» **What is being asked**
Show only lines that include "Security".

[Data records]
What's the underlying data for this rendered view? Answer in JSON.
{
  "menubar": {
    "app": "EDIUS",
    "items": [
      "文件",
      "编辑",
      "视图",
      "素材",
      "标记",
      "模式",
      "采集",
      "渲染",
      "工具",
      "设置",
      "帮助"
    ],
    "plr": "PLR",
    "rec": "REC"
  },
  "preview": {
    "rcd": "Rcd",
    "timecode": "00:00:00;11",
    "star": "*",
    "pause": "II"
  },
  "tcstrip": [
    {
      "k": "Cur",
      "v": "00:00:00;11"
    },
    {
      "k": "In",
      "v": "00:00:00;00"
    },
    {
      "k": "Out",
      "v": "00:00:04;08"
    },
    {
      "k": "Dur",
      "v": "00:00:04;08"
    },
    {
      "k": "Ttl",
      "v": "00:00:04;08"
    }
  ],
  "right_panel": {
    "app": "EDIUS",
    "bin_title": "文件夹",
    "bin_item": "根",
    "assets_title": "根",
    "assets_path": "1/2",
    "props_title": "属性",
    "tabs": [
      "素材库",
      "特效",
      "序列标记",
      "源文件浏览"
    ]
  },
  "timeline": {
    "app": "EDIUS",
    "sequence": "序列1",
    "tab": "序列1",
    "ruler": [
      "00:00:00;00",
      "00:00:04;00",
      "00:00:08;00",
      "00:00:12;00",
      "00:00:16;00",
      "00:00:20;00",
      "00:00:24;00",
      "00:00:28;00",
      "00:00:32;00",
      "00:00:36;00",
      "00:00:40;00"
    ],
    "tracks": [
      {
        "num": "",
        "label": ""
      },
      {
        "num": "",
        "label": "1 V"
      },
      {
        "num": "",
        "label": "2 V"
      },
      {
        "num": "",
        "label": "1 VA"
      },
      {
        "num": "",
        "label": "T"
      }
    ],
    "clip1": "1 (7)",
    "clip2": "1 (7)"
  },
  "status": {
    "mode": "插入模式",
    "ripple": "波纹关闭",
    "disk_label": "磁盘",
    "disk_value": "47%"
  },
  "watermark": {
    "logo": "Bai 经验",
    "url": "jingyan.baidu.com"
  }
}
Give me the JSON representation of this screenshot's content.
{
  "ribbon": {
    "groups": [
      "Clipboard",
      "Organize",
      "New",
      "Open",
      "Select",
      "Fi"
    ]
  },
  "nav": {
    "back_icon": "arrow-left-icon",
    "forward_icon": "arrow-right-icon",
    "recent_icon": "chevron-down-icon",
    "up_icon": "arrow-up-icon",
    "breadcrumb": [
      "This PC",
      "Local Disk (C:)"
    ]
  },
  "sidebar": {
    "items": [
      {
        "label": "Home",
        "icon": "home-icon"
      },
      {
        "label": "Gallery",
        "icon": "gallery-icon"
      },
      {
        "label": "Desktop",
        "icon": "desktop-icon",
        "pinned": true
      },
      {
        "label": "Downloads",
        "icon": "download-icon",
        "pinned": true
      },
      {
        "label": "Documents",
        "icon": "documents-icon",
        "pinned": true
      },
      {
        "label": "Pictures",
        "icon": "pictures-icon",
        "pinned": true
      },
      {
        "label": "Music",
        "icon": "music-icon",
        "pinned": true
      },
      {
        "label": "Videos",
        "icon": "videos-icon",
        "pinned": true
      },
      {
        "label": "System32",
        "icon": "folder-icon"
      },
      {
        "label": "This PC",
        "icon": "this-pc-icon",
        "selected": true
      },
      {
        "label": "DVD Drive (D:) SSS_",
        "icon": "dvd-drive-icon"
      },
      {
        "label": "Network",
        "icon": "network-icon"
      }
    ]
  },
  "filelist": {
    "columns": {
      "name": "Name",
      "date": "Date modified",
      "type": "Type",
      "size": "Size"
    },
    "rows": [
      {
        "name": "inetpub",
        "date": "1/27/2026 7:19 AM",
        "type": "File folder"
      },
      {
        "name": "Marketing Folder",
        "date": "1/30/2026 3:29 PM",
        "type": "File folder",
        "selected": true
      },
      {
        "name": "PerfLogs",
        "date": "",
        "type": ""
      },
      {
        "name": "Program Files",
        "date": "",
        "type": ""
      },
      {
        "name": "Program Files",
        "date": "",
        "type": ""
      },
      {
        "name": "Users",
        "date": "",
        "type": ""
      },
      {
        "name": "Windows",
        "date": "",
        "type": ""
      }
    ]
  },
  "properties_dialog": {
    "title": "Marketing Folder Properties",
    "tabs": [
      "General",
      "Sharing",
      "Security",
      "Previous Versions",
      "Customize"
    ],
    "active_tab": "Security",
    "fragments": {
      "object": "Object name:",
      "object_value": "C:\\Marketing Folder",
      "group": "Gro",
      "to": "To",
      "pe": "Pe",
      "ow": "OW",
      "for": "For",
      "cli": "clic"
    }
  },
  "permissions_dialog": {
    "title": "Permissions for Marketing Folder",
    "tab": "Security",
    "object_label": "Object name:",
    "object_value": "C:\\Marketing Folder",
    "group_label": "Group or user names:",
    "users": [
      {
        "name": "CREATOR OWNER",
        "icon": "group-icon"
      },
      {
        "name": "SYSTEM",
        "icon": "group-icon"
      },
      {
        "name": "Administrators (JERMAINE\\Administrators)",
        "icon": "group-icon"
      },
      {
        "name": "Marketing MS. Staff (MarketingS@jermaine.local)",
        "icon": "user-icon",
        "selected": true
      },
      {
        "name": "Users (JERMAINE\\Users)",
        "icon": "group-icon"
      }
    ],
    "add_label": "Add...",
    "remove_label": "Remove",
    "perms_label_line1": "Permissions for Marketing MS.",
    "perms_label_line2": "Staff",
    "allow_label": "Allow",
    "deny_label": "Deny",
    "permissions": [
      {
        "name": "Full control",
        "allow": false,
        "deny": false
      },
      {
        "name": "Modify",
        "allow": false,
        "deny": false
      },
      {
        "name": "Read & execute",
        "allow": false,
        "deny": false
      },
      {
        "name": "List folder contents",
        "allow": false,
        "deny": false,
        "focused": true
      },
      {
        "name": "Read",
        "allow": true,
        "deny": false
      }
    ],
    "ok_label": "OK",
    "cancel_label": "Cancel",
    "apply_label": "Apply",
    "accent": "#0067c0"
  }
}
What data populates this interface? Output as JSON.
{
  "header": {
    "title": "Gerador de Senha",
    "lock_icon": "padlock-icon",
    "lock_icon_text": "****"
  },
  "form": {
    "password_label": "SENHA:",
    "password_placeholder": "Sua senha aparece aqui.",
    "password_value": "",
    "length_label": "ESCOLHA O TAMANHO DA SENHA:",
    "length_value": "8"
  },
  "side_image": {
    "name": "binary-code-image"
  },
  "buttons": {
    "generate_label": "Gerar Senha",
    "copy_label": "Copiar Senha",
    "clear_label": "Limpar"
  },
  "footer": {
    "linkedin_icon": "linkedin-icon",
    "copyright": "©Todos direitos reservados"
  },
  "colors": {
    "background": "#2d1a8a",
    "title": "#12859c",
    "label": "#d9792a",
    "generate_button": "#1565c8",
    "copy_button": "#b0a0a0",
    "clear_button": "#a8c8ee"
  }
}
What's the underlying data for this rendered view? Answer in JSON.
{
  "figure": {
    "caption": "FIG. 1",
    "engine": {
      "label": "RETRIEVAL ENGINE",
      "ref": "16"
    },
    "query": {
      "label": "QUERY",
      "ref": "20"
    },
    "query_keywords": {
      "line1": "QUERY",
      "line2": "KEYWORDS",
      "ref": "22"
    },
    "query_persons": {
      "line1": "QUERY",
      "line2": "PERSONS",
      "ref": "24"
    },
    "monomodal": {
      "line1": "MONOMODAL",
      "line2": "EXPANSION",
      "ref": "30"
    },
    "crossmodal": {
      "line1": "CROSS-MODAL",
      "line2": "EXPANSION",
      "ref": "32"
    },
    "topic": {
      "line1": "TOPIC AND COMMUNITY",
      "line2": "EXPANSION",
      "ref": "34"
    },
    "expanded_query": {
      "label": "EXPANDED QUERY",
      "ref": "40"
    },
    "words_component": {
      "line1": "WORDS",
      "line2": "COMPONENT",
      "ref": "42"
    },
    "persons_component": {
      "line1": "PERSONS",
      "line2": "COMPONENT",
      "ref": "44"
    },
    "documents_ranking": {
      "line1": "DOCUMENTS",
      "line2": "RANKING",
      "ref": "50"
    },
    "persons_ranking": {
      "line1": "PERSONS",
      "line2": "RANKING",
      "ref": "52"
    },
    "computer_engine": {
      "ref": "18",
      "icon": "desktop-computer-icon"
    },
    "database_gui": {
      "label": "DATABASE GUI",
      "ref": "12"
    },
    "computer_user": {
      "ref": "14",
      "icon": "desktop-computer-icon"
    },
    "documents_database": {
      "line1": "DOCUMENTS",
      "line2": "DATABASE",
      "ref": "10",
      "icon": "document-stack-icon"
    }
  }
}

» **Task answer**
      "Security",
    "active_tab": "Security",
    "tab": "Security",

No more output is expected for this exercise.